Extract each record and reproduce it exactly.

################

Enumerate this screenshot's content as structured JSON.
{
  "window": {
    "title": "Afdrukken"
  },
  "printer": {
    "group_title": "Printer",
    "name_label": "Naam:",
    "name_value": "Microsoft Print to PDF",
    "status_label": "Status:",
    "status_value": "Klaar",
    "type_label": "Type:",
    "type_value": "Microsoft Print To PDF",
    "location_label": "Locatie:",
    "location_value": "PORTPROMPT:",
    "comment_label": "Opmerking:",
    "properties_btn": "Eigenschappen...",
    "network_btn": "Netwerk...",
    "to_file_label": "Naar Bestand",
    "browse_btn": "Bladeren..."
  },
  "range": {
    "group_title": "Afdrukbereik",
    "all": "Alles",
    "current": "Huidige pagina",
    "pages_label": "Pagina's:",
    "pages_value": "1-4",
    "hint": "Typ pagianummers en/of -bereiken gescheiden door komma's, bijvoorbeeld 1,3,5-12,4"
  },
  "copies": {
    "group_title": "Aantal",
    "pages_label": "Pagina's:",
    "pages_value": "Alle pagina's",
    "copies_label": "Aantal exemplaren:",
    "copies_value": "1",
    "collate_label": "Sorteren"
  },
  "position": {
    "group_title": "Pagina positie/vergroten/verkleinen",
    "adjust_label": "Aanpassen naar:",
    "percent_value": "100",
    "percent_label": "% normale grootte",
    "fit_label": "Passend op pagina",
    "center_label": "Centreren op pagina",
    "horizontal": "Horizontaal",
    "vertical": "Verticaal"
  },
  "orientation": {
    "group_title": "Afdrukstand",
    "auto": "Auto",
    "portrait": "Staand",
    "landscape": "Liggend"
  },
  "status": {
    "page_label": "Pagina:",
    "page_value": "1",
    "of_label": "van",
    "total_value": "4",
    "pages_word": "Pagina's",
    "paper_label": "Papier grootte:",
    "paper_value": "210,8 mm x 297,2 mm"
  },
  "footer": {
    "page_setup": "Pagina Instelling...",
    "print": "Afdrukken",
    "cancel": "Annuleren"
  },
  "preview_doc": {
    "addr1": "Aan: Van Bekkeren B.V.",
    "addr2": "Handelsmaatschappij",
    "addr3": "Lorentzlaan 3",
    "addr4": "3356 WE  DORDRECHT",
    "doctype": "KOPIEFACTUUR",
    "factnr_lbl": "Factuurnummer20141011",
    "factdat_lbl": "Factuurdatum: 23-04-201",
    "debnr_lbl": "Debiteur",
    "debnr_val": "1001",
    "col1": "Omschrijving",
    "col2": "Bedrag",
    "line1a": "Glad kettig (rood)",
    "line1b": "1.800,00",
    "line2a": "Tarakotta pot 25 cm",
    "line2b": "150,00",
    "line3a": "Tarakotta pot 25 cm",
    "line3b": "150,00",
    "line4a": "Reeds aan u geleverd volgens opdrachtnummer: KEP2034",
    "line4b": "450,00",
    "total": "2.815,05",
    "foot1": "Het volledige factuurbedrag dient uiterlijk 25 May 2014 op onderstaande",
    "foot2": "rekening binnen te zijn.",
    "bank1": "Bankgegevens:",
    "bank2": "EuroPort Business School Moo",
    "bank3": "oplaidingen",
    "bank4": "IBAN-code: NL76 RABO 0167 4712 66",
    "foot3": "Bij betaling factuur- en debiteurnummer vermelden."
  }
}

################

EXERCISE RESULT
Enumerate this screenshot's content as structured JSON.
{
  "window": {
    "title": "Afdrukken"
  },
  "printer": {
    "group_title": "Printer",
    "name_label": "Naam:",
    "name_value": "Microsoft Print to PDF",
    "status_label": "Status:",
    "status_value": "Klaar",
    "type_label": "Type:",
    "type_value": "Microsoft Print To PDF",
    "location_label": "Locatie:",
    "location_value": "PORTPROMPT:",
    "comment_label": "Opmerking:",
    "properties_btn": "Eigenschappen...",
    "network_btn": "Netwerk...",
    "to_file_label": "Naar Bestand",
    "browse_btn": "Bladeren..."
  },
  "range": {
    "group_title": "Afdrukbereik",
    "all": "Alles",
    "current": "Huidige pagina",
    "pages_label": "Pagina's:",
    "pages_value": "1-4",
    "hint": "Typ pagianummers en/of -bereiken gescheiden door komma's, bijvoorbeeld 1,3,5-12,4"
  },
  "copies": {
    "group_title": "Aantal",
    "pages_label": "Pagina's:",
    "pages_value": "Alle pagina's",
    "copies_label": "Aantal exemplaren:",
    "copies_value": "1",
    "collate_label": "Sorteren"
  },
  "position": {
    "group_title": "Pagina positie/vergroten/verkleinen",
    "adjust_label": "Aanpassen naar:",
    "percent_value": "100",
    "percent_label": "% normale grootte",
    "fit_label": "Passend op pagina",
    "center_label": "Centreren op pagina",
    "horizontal": "Horizontaal",
    "vertical": "Verticaal"
  },
  "orientation": {
    "group_title": "Afdrukstand",
    "auto": "Auto",
    "portrait": "Staand",
    "landscape": "Liggend"
  },
  "status": {
    "page_label": "Pagina:",
    "page_value": "1",
    "of_label": "van",
    "total_value": "4",
    "pages_word": "Pagina's",
    "paper_label": "Papier grootte:",
    "paper_value": "210,8 mm x 297,2 mm"
  },
  "footer": {
    "page_setup": "Pagina Instelling...",
    "print": "Afdrukken",
    "cancel": "Annuleren"
  },
  "preview_doc": {
    "addr1": "Aan: Van Bekkeren B.V.",
    "addr2": "Handelsmaatschappij",
    "addr3": "Lorentzlaan 3",
    "addr4": "3356 WE  DORDRECHT",
    "doctype": "KOPIEFACTUUR",
    "factnr_lbl": "Factuurnummer20141011",
    "factdat_lbl": "Factuurdatum: 23-04-201",
    "debnr_lbl": "Debiteur",
    "debnr_val": "1001",
    "col1": "Omschrijving",
    "col2": "Bedrag",
    "line1a": "Glad kettig (rood)",
    "line1b": "1.800,00",
    "line2a": "Tarakotta pot 25 cm",
    "line2b": "150,00",
    "line3a": "Tarakotta pot 25 cm",
    "line3b": "150,00",
    "line4a": "Reeds aan u geleverd volgens opdrachtnummer: KEP2034",
    "line4b": "450,00",
    "total": "2.815,05",
    "foot1": "Het volledige factuurbedrag dient uiterlijk 25 May 2014 op onderstaande",
    "foot2": "rekening binnen te zijn.",
    "bank1": "Bankgegevens:",
    "bank2": "EuroPort Business School Moo",
    "bank3": "oplaidingen",
    "bank4": "IBAN-code: NL76 RABO 0167 4712 66",
    "foot3": "Bij betaling factuur- en debiteurnummer vermelden."
  }
}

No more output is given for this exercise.